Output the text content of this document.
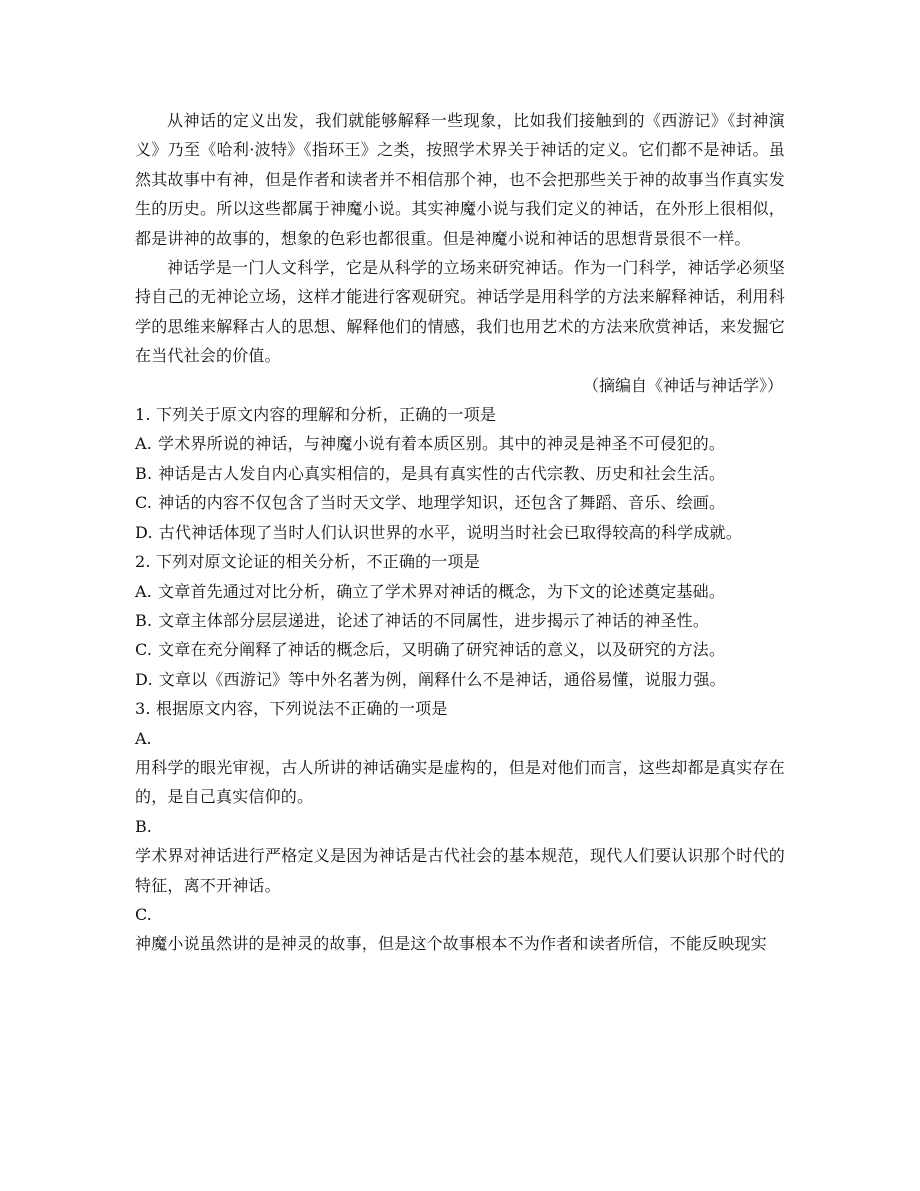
从神话的定义出发，我们就能够解释一些现象，比如我们接触到的《西游记》《封神演义》乃至《哈利·波特》《指环王》之类，按照学术界关于神话的定义。它们都不是神话。虽然其故事中有神，但是作者和读者并不相信那个神，也不会把那些关于神的故事当作真实发生的历史。所以这些都属于神魔小说。其实神魔小说与我们定义的神话，在外形上很相似，都是讲神的故事的，想象的色彩也都很重。但是神魔小说和神话的思想背景很不一样。

神话学是一门人文科学，它是从科学的立场来研究神话。作为一门科学，神话学必须坚持自己的无神论立场，这样才能进行客观研究。神话学是用科学的方法来解释神话，利用科学的思维来解释古人的思想、解释他们的情感，我们也用艺术的方法来欣赏神话，来发掘它在当代社会的价值。

（摘编自《神话与神话学》）

1. 下列关于原文内容的理解和分析，正确的一项是

A. 学术界所说的神话，与神魔小说有着本质区别。其中的神灵是神圣不可侵犯的。

B. 神话是古人发自内心真实相信的，是具有真实性的古代宗教、历史和社会生活。

C. 神话的内容不仅包含了当时天文学、地理学知识，还包含了舞蹈、音乐、绘画。

D. 古代神话体现了当时人们认识世界的水平，说明当时社会已取得较高的科学成就。

2. 下列对原文论证的相关分析，不正确的一项是

A. 文章首先通过对比分析，确立了学术界对神话的概念，为下文的论述奠定基础。

B. 文章主体部分层层递进，论述了神话的不同属性，进步揭示了神话的神圣性。

C. 文章在充分阐释了神话的概念后，又明确了研究神话的意义，以及研究的方法。

D. 文章以《西游记》等中外名著为例，阐释什么不是神话，通俗易懂，说服力强。

3. 根据原文内容，下列说法不正确的一项是

A.

用科学的眼光审视，古人所讲的神话确实是虚构的，但是对他们而言，这些却都是真实存在的，是自己真实信仰的。

B.

学术界对神话进行严格定义是因为神话是古代社会的基本规范，现代人们要认识那个时代的特征，离不开神话。

C.

神魔小说虽然讲的是神灵的故事，但是这个故事根本不为作者和读者所信，不能反映现实
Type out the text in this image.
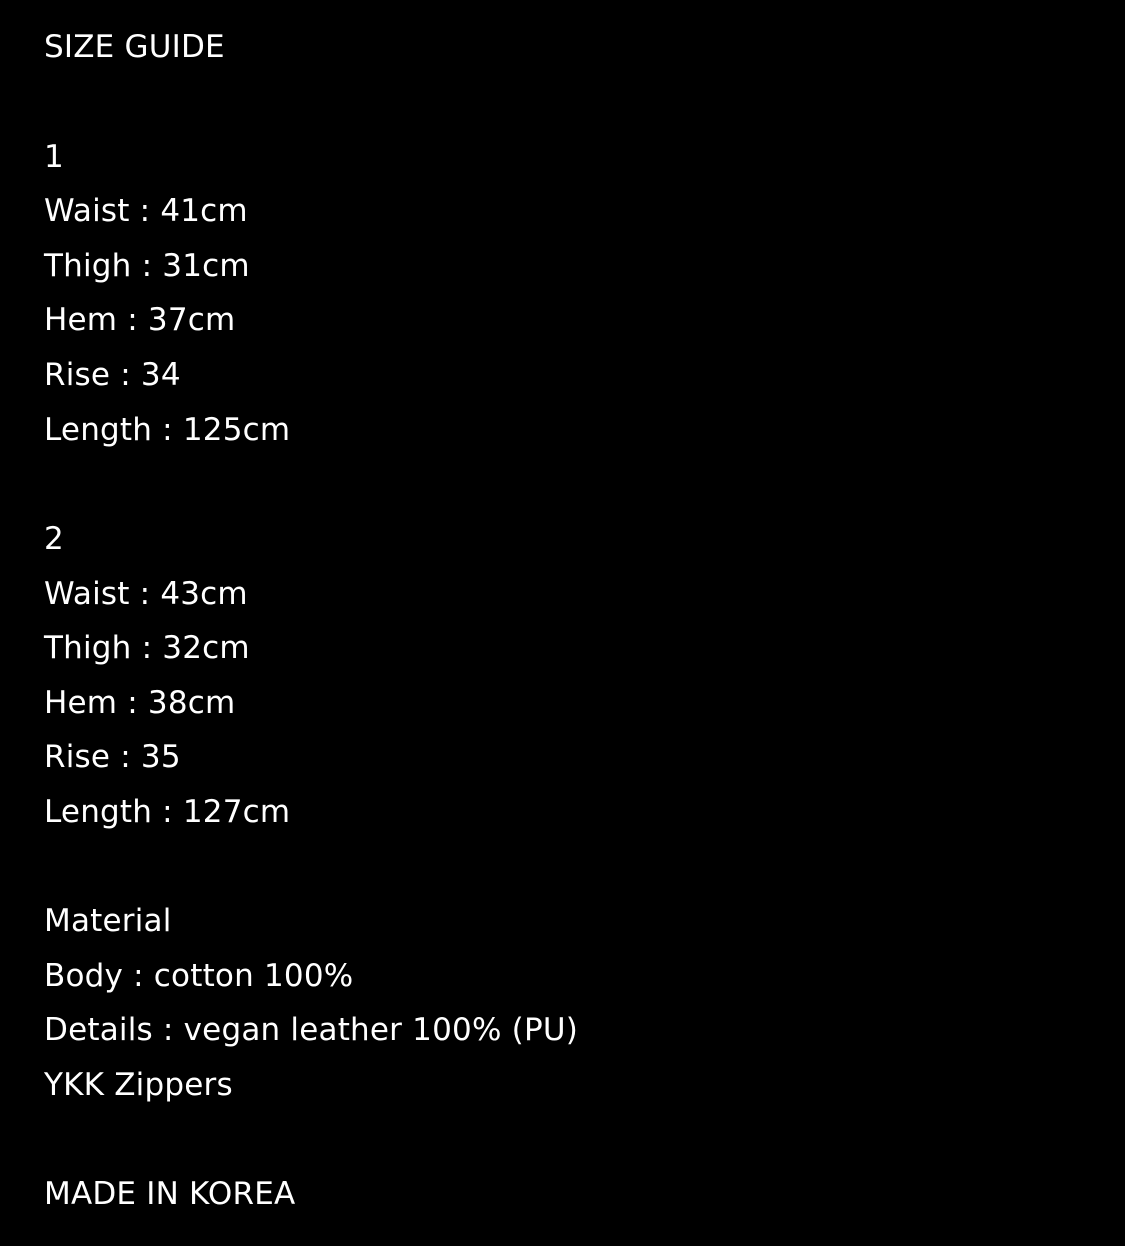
SIZE GUIDE
1
Waist : 41cm
Thigh : 31cm
Hem : 37cm
Rise : 34
Length : 125cm
2
Waist : 43cm
Thigh : 32cm
Hem : 38cm
Rise : 35
Length : 127cm
Material
Body : cotton 100%
Details : vegan leather 100% (PU)
YKK Zippers
MADE IN KOREA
########################################
Given task » Pictures aside, set down the lines from the one containing "Type out the text in this image." through the end of the records above, exactly and only those.

The response »
Type out the text in this image.
SIZE GUIDE
1
Waist : 41cm
Thigh : 31cm
Hem : 37cm
Rise : 34
Length : 125cm
2
Waist : 43cm
Thigh : 32cm
Hem : 38cm
Rise : 35
Length : 127cm
Material
Body : cotton 100%
Details : vegan leather 100% (PU)
YKK Zippers
MADE IN KOREA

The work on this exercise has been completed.